What is expected: Without including any pictures, copy each entry below exactly.

Data excerpts:
<<<<

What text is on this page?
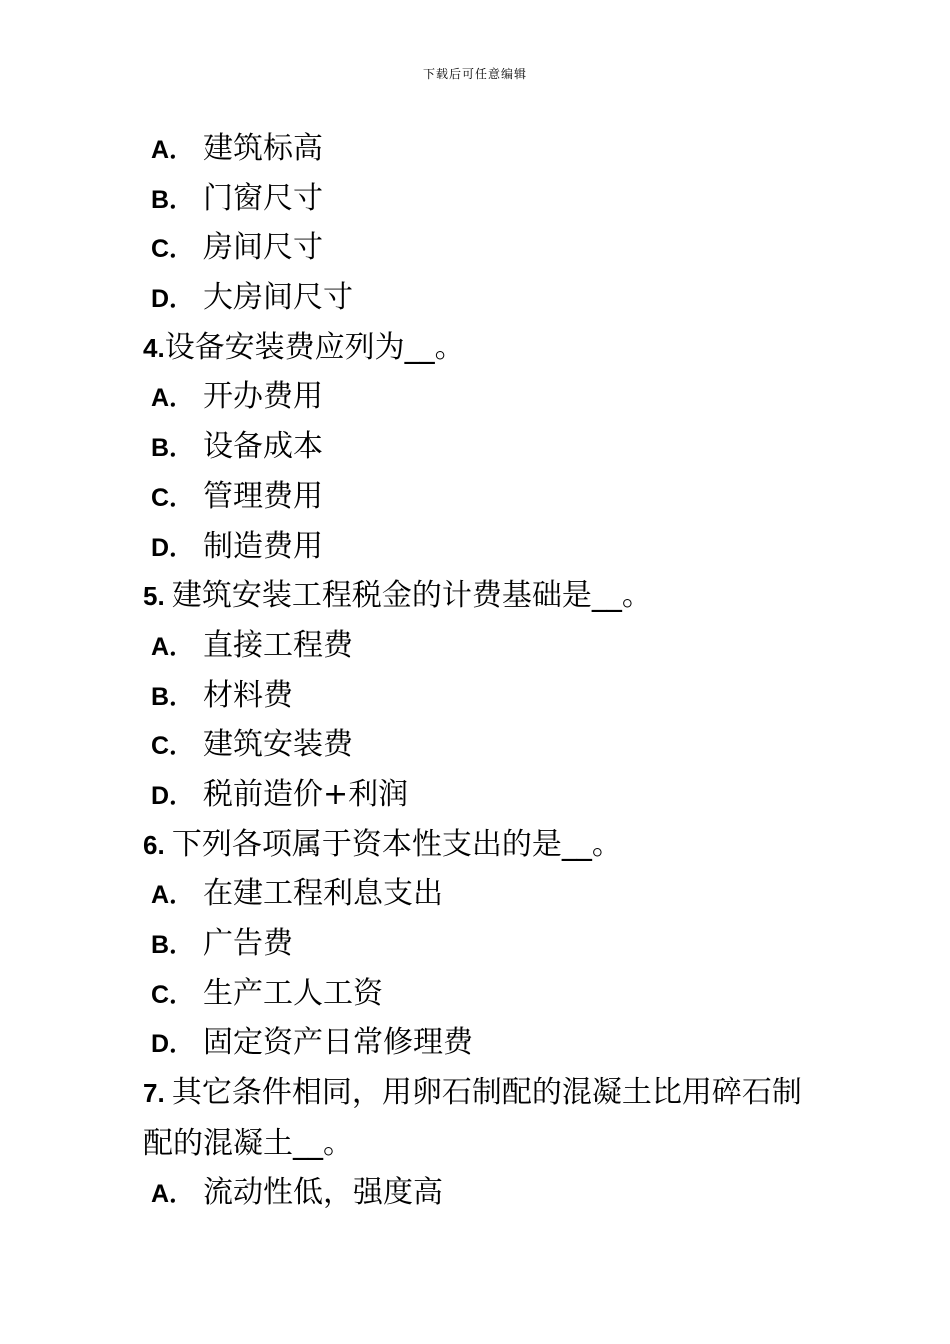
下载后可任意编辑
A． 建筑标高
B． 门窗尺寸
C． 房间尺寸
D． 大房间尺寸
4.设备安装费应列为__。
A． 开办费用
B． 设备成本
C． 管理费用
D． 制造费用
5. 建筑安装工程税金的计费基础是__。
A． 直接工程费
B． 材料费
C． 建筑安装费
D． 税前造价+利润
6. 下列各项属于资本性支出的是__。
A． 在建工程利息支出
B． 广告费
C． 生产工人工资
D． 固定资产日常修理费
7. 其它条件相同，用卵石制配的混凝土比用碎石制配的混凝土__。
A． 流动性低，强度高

>>>>

Output:
What text is on this page?
下载后可任意编辑
A． 建筑标高
B． 门窗尺寸
C． 房间尺寸
D． 大房间尺寸
4.设备安装费应列为__。
A． 开办费用
B． 设备成本
C． 管理费用
D． 制造费用
5. 建筑安装工程税金的计费基础是__。
A． 直接工程费
B． 材料费
C． 建筑安装费
D． 税前造价+利润
6. 下列各项属于资本性支出的是__。
A． 在建工程利息支出
B． 广告费
C． 生产工人工资
D． 固定资产日常修理费
7. 其它条件相同，用卵石制配的混凝土比用碎石制配的混凝土__。
A． 流动性低，强度高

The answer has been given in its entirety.